### Required task
Reproduce all of the data exactly, with no line skipped.
*** Available records ***
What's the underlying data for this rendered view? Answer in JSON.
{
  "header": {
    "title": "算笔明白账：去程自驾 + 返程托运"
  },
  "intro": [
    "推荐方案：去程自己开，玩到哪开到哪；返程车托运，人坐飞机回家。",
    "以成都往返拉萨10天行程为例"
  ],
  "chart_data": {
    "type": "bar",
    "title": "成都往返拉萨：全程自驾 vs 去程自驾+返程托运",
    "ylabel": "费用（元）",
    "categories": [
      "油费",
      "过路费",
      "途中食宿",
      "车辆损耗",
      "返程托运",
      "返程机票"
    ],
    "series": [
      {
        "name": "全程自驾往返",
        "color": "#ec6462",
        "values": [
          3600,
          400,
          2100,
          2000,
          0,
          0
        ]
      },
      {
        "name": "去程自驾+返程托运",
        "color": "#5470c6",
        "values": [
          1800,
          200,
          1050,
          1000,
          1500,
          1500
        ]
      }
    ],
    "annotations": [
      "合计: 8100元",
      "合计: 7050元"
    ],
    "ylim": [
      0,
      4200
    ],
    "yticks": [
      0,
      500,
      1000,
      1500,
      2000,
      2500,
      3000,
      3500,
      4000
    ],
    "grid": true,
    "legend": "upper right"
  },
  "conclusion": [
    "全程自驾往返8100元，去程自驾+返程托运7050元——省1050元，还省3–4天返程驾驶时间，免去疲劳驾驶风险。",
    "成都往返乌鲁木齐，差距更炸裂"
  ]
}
***
### Response for this exercise
What's the underlying data for this rendered view? Answer in JSON.
{
  "header": {
    "title": "算笔明白账：去程自驾 + 返程托运"
  },
  "intro": [
    "推荐方案：去程自己开，玩到哪开到哪；返程车托运，人坐飞机回家。",
    "以成都往返拉萨10天行程为例"
  ],
  "chart_data": {
    "type": "bar",
    "title": "成都往返拉萨：全程自驾 vs 去程自驾+返程托运",
    "ylabel": "费用（元）",
    "categories": [
      "油费",
      "过路费",
      "途中食宿",
      "车辆损耗",
      "返程托运",
      "返程机票"
    ],
    "series": [
      {
        "name": "全程自驾往返",
        "color": "#ec6462",
        "values": [
          3600,
          400,
          2100,
          2000,
          0,
          0
        ]
      },
      {
        "name": "去程自驾+返程托运",
        "color": "#5470c6",
        "values": [
          1800,
          200,
          1050,
          1000,
          1500,
          1500
        ]
      }
    ],
    "annotations": [
      "合计: 8100元",
      "合计: 7050元"
    ],
    "ylim": [
      0,
      4200
    ],
    "yticks": [
      0,
      500,
      1000,
      1500,
      2000,
      2500,
      3000,
      3500,
      4000
    ],
    "grid": true,
    "legend": "upper right"
  },
  "conclusion": [
    "全程自驾往返8100元，去程自驾+返程托运7050元——省1050元，还省3–4天返程驾驶时间，免去疲劳驾驶风险。",
    "成都往返乌鲁木齐，差距更炸裂"
  ]
}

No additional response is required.